Data entries for graphics
---

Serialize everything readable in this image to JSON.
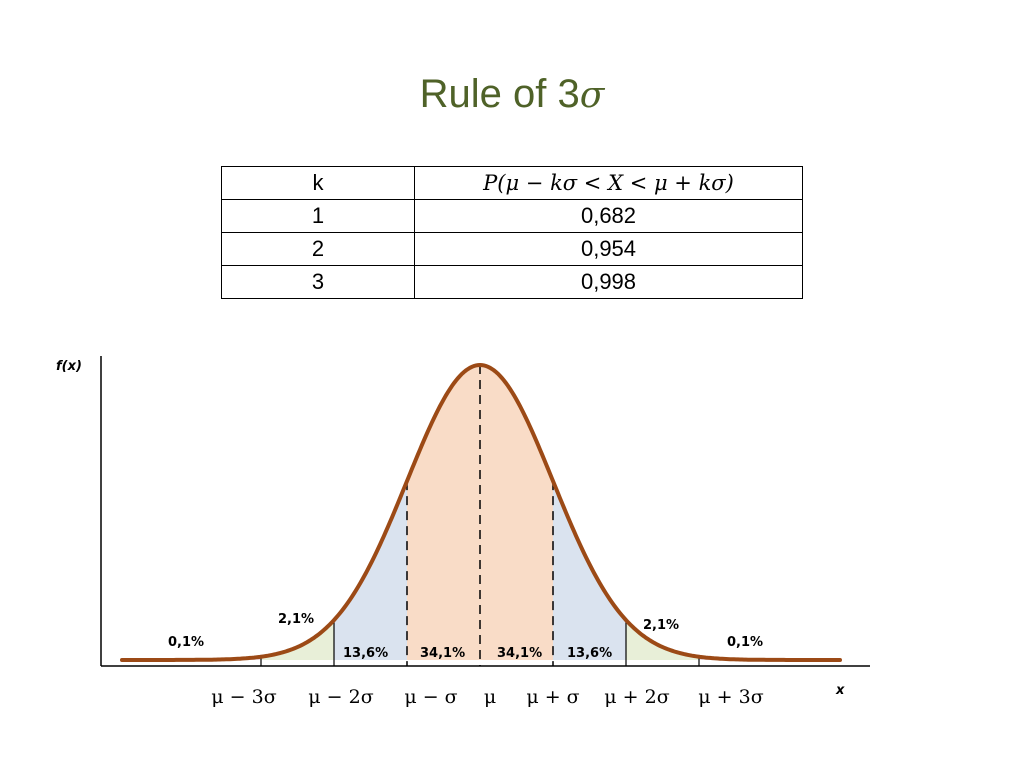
{
  "title": {
    "prefix": "Rule of 3",
    "symbol": "σ"
  },
  "table": {
    "header_k": "k",
    "header_prob": "P(μ − kσ < X < μ + kσ)",
    "rows": [
      {
        "k": "1",
        "p": "0,682"
      },
      {
        "k": "2",
        "p": "0,954"
      },
      {
        "k": "3",
        "p": "0,998"
      }
    ]
  },
  "plot": {
    "y_axis_label": "f(x)",
    "x_axis_label": "x",
    "region_labels": [
      "0,1%",
      "2,1%",
      "13,6%",
      "34,1%",
      "34,1%",
      "13,6%",
      "2,1%",
      "0,1%"
    ],
    "tick_labels": [
      "μ − 3σ",
      "μ − 2σ",
      "μ − σ",
      "μ",
      "μ + σ",
      "μ + 2σ",
      "μ + 3σ"
    ],
    "colors": {
      "curve": "#9c4a16",
      "center_band": "#f9dcc7",
      "one_sigma_band": "#dae3ef",
      "two_sigma_band": "#e8efd8",
      "tail_band": "#eadde8"
    }
  }
}
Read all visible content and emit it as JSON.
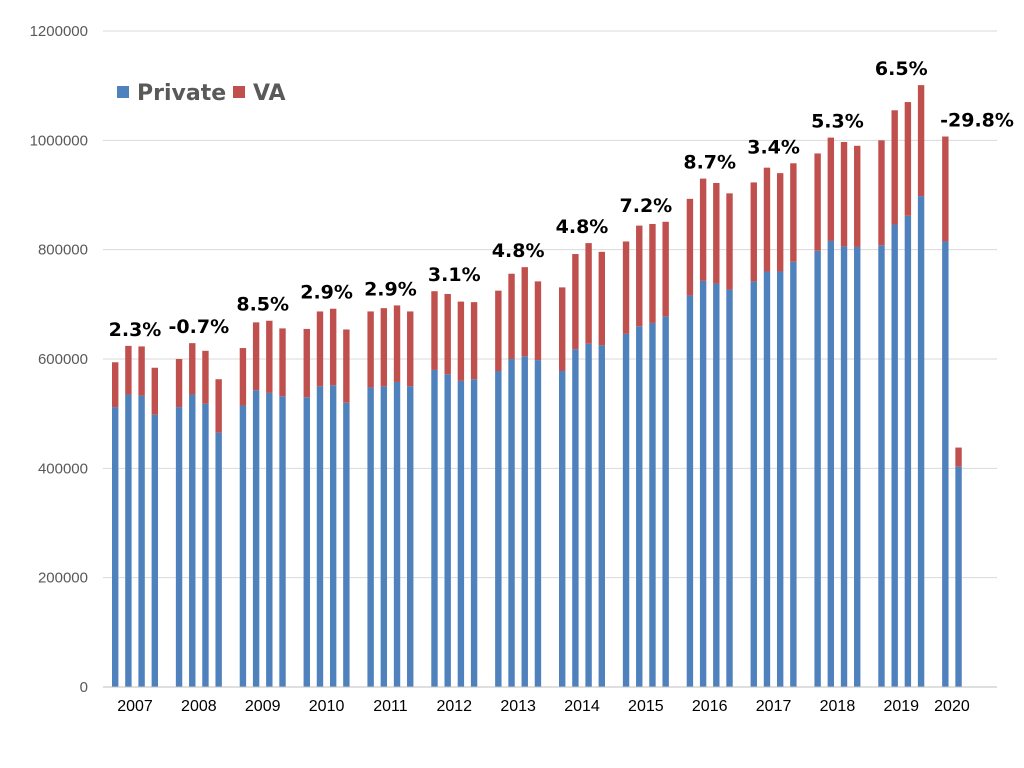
{
  "chart_data": {
    "type": "bar",
    "stacked": true,
    "title": "",
    "xlabel": "",
    "ylabel": "",
    "ylim": [
      0,
      1200000
    ],
    "yticks": [
      0,
      200000,
      400000,
      600000,
      800000,
      1000000,
      1200000
    ],
    "ytick_labels": [
      "0",
      "200000",
      "400000",
      "600000",
      "800000",
      "1000000",
      "1200000"
    ],
    "grid": true,
    "legend_position": "top-left",
    "series": [
      {
        "name": "Private",
        "color": "#4f81bd"
      },
      {
        "name": "VA",
        "color": "#c0504d"
      }
    ],
    "groups": [
      {
        "year": "2007",
        "change_label": "2.3%",
        "private": [
          512000,
          535000,
          533000,
          498000
        ],
        "va": [
          82000,
          89000,
          90000,
          86000
        ]
      },
      {
        "year": "2008",
        "change_label": "-0.7%",
        "private": [
          512000,
          535000,
          518000,
          465000
        ],
        "va": [
          88000,
          94000,
          97000,
          98000
        ]
      },
      {
        "year": "2009",
        "change_label": "8.5%",
        "private": [
          515000,
          543000,
          538000,
          532000
        ],
        "va": [
          105000,
          124000,
          132000,
          124000
        ]
      },
      {
        "year": "2010",
        "change_label": "2.9%",
        "private": [
          530000,
          550000,
          552000,
          520000
        ],
        "va": [
          125000,
          137000,
          140000,
          134000
        ]
      },
      {
        "year": "2011",
        "change_label": "2.9%",
        "private": [
          548000,
          550000,
          558000,
          550000
        ],
        "va": [
          139000,
          143000,
          140000,
          137000
        ]
      },
      {
        "year": "2012",
        "change_label": "3.1%",
        "private": [
          580000,
          572000,
          560000,
          563000
        ],
        "va": [
          144000,
          147000,
          145000,
          141000
        ]
      },
      {
        "year": "2013",
        "change_label": "4.8%",
        "private": [
          578000,
          600000,
          605000,
          598000
        ],
        "va": [
          147000,
          156000,
          163000,
          144000
        ]
      },
      {
        "year": "2014",
        "change_label": "4.8%",
        "private": [
          578000,
          618000,
          628000,
          625000
        ],
        "va": [
          153000,
          174000,
          184000,
          171000
        ]
      },
      {
        "year": "2015",
        "change_label": "7.2%",
        "private": [
          646000,
          660000,
          666000,
          678000
        ],
        "va": [
          169000,
          184000,
          181000,
          173000
        ]
      },
      {
        "year": "2016",
        "change_label": "8.7%",
        "private": [
          716000,
          743000,
          738000,
          727000
        ],
        "va": [
          177000,
          187000,
          184000,
          176000
        ]
      },
      {
        "year": "2017",
        "change_label": "3.4%",
        "private": [
          742000,
          760000,
          760000,
          778000
        ],
        "va": [
          181000,
          190000,
          180000,
          180000
        ]
      },
      {
        "year": "2018",
        "change_label": "5.3%",
        "private": [
          798000,
          816000,
          806000,
          805000
        ],
        "va": [
          178000,
          189000,
          191000,
          185000
        ]
      },
      {
        "year": "2019",
        "change_label": "6.5%",
        "private": [
          808000,
          846000,
          862000,
          898000
        ],
        "va": [
          192000,
          209000,
          208000,
          203000
        ]
      },
      {
        "year": "2020",
        "change_label": "-29.8%",
        "private": [
          815000,
          403000
        ],
        "va": [
          192000,
          35000
        ]
      }
    ]
  }
}
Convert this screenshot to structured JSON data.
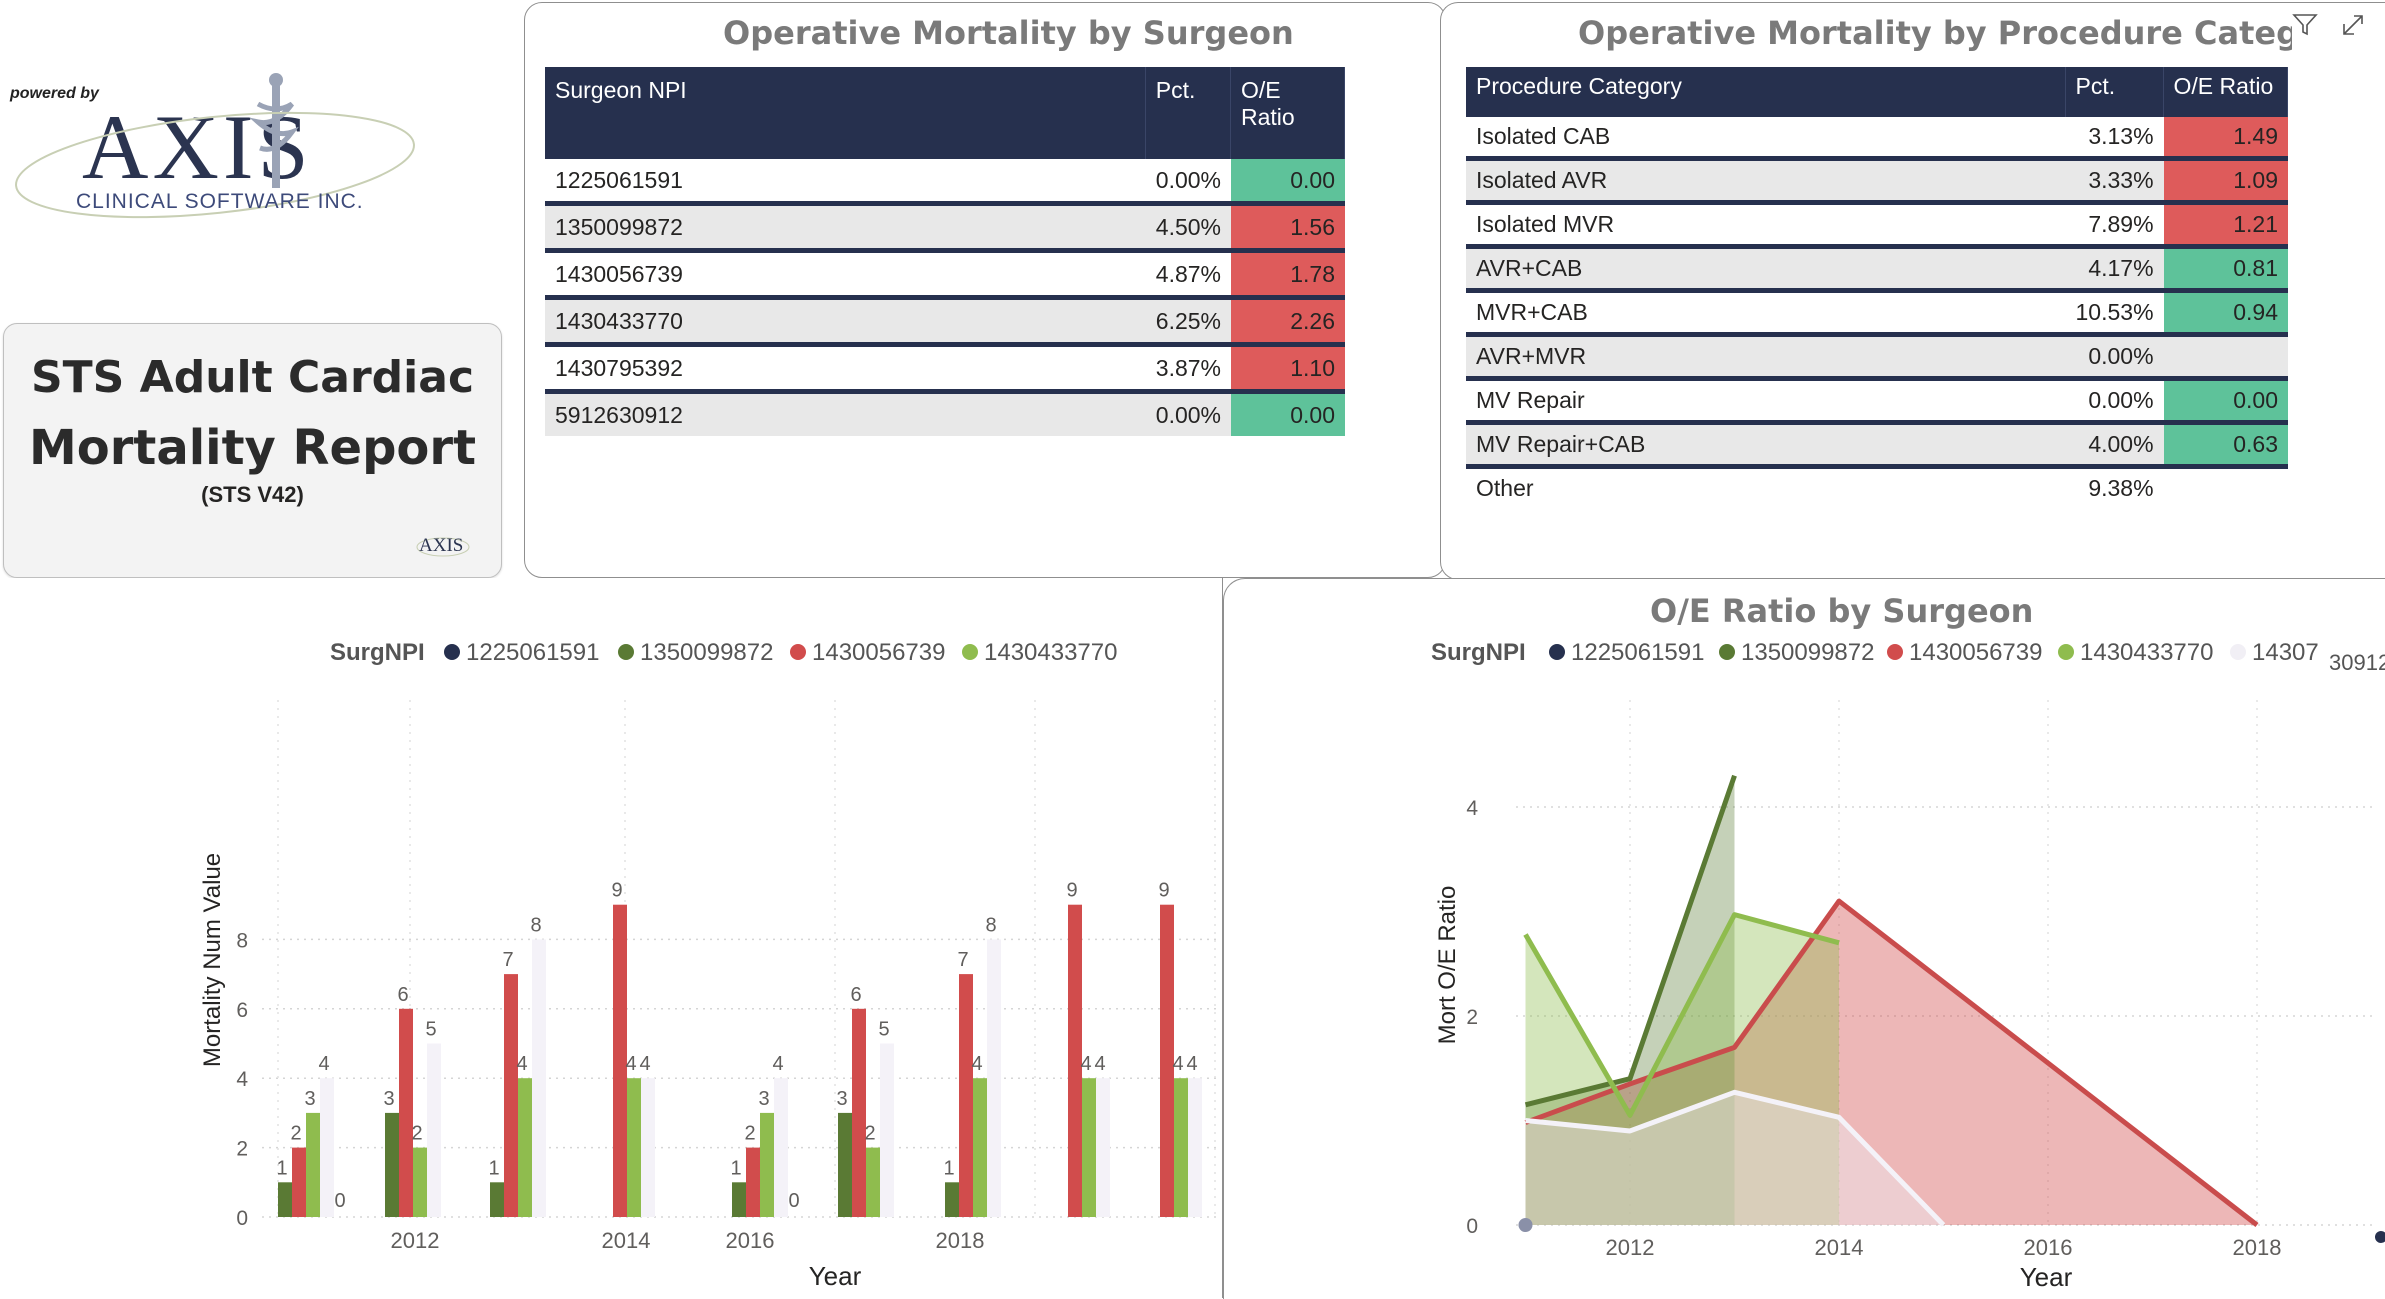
{
  "logo": {
    "powered_by": "powered by",
    "wordmark": "AXIS",
    "company": "CLINICAL SOFTWARE INC."
  },
  "title_card": {
    "line1": "STS Adult Cardiac",
    "line2": "Mortality Report",
    "sub": "(STS V42)",
    "mini_logo": "AXIS"
  },
  "surgeon_table": {
    "title": "Operative Mortality by Surgeon",
    "headers": [
      "Surgeon NPI",
      "Pct.",
      "O/E",
      "Ratio"
    ],
    "rows": [
      {
        "npi": "1225061591",
        "pct": "0.00%",
        "oe": "0.00",
        "status": "green"
      },
      {
        "npi": "1350099872",
        "pct": "4.50%",
        "oe": "1.56",
        "status": "red"
      },
      {
        "npi": "1430056739",
        "pct": "4.87%",
        "oe": "1.78",
        "status": "red"
      },
      {
        "npi": "1430433770",
        "pct": "6.25%",
        "oe": "2.26",
        "status": "red"
      },
      {
        "npi": "1430795392",
        "pct": "3.87%",
        "oe": "1.10",
        "status": "red"
      },
      {
        "npi": "5912630912",
        "pct": "0.00%",
        "oe": "0.00",
        "status": "green"
      }
    ]
  },
  "procedure_table": {
    "title": "Operative Mortality by Procedure Category",
    "headers": [
      "Procedure Category",
      "Pct.",
      "O/E Ratio"
    ],
    "rows": [
      {
        "cat": "Isolated CAB",
        "pct": "3.13%",
        "oe": "1.49",
        "status": "red"
      },
      {
        "cat": "Isolated AVR",
        "pct": "3.33%",
        "oe": "1.09",
        "status": "red"
      },
      {
        "cat": "Isolated MVR",
        "pct": "7.89%",
        "oe": "1.21",
        "status": "red"
      },
      {
        "cat": "AVR+CAB",
        "pct": "4.17%",
        "oe": "0.81",
        "status": "green"
      },
      {
        "cat": "MVR+CAB",
        "pct": "10.53%",
        "oe": "0.94",
        "status": "green"
      },
      {
        "cat": "AVR+MVR",
        "pct": "0.00%",
        "oe": "",
        "status": "none"
      },
      {
        "cat": "MV Repair",
        "pct": "0.00%",
        "oe": "0.00",
        "status": "green"
      },
      {
        "cat": "MV Repair+CAB",
        "pct": "4.00%",
        "oe": "0.63",
        "status": "green"
      },
      {
        "cat": "Other",
        "pct": "9.38%",
        "oe": "",
        "status": "none"
      }
    ]
  },
  "toolbar": {
    "filter_icon": "filter-icon",
    "focus_icon": "focus-mode-icon"
  },
  "colors": {
    "navy": "#26304e",
    "dark_green": "#5a7a34",
    "red": "#d14c4c",
    "light_green": "#8fbc4e",
    "white_series": "#f4f2f8",
    "cell_red": "#de5b5b",
    "cell_green": "#5ec29a"
  },
  "chart_data": [
    {
      "type": "bar",
      "legend_title": "SurgNPI",
      "legend": [
        "1225061591",
        "1350099872",
        "1430056739",
        "1430433770"
      ],
      "legend_placement": "top-left",
      "xlabel": "Year",
      "ylabel": "Mortality Num Value",
      "x_tick_labels": [
        "2012",
        "2014",
        "2016",
        "2018"
      ],
      "y_ticks": [
        "0",
        "2",
        "4",
        "6",
        "8"
      ],
      "ylim": [
        0,
        9.5
      ],
      "grid": true,
      "groups": [
        {
          "bars": [
            {
              "s": 1,
              "v": 1
            },
            {
              "s": 2,
              "v": 2
            },
            {
              "s": 3,
              "v": 3
            },
            {
              "s": 4,
              "v": 4
            },
            {
              "s": 4,
              "v": 0,
              "lbl": "0"
            }
          ]
        },
        {
          "bars": [
            {
              "s": 1,
              "v": 3
            },
            {
              "s": 2,
              "v": 6
            },
            {
              "s": 3,
              "v": 2
            },
            {
              "s": 4,
              "v": 5
            }
          ]
        },
        {
          "bars": [
            {
              "s": 1,
              "v": 1
            },
            {
              "s": 2,
              "v": 7
            },
            {
              "s": 3,
              "v": 4
            },
            {
              "s": 4,
              "v": 8
            }
          ]
        },
        {
          "bars": [
            {
              "s": 2,
              "v": 9
            },
            {
              "s": 3,
              "v": 4
            },
            {
              "s": 4,
              "v": 4
            }
          ]
        },
        {
          "bars": [
            {
              "s": 1,
              "v": 1
            },
            {
              "s": 2,
              "v": 2
            },
            {
              "s": 3,
              "v": 3
            },
            {
              "s": 4,
              "v": 4
            },
            {
              "s": 4,
              "v": 0,
              "lbl": "0"
            }
          ]
        },
        {
          "bars": [
            {
              "s": 1,
              "v": 3
            },
            {
              "s": 2,
              "v": 6
            },
            {
              "s": 3,
              "v": 2
            },
            {
              "s": 4,
              "v": 5
            }
          ]
        },
        {
          "bars": [
            {
              "s": 1,
              "v": 1
            },
            {
              "s": 2,
              "v": 7
            },
            {
              "s": 3,
              "v": 4
            },
            {
              "s": 4,
              "v": 8
            }
          ]
        },
        {
          "bars": [
            {
              "s": 2,
              "v": 9
            },
            {
              "s": 3,
              "v": 4
            },
            {
              "s": 4,
              "v": 4
            }
          ]
        },
        {
          "bars": [
            {
              "s": 2,
              "v": 9
            },
            {
              "s": 3,
              "v": 4
            },
            {
              "s": 4,
              "v": 4
            }
          ]
        }
      ]
    },
    {
      "type": "area",
      "title": "O/E Ratio by Surgeon",
      "legend_title": "SurgNPI",
      "legend": [
        "1225061591",
        "1350099872",
        "1430056739",
        "1430433770",
        "14307",
        "30912"
      ],
      "legend_placement": "top-left",
      "xlabel": "Year",
      "ylabel": "Mort O/E Ratio",
      "x_ticks": [
        "2012",
        "2014",
        "2016",
        "2018"
      ],
      "y_ticks": [
        "0",
        "2",
        "4"
      ],
      "xlim": [
        2011,
        2019.2
      ],
      "ylim": [
        0,
        4.6
      ],
      "series": [
        {
          "name": "1430056739",
          "color": "#c94c4c",
          "points": [
            [
              2011,
              0.98
            ],
            [
              2012,
              1.35
            ],
            [
              2013,
              1.7
            ],
            [
              2014,
              3.1
            ],
            [
              2018,
              0
            ]
          ]
        },
        {
          "name": "1350099872",
          "color": "#5a7a34",
          "points": [
            [
              2011,
              1.15
            ],
            [
              2012,
              1.4
            ],
            [
              2013,
              4.3
            ]
          ]
        },
        {
          "name": "1430433770",
          "color": "#8fbc4e",
          "points": [
            [
              2011,
              2.78
            ],
            [
              2012,
              1.05
            ],
            [
              2013,
              2.97
            ],
            [
              2014,
              2.7
            ]
          ]
        },
        {
          "name": "14307",
          "color": "#f4f2f8",
          "points": [
            [
              2011,
              1.0
            ],
            [
              2012,
              0.9
            ],
            [
              2013,
              1.27
            ],
            [
              2014,
              1.03
            ],
            [
              2015,
              0
            ]
          ]
        }
      ]
    }
  ]
}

---

| Directions |
Note every line above where the string "Ratio" shows up, and copy those lines.

| Final result |
      "Ratio"
      "O/E Ratio"
      "title": "O/E Ratio by Surgeon",
      "ylabel": "Mort O/E Ratio",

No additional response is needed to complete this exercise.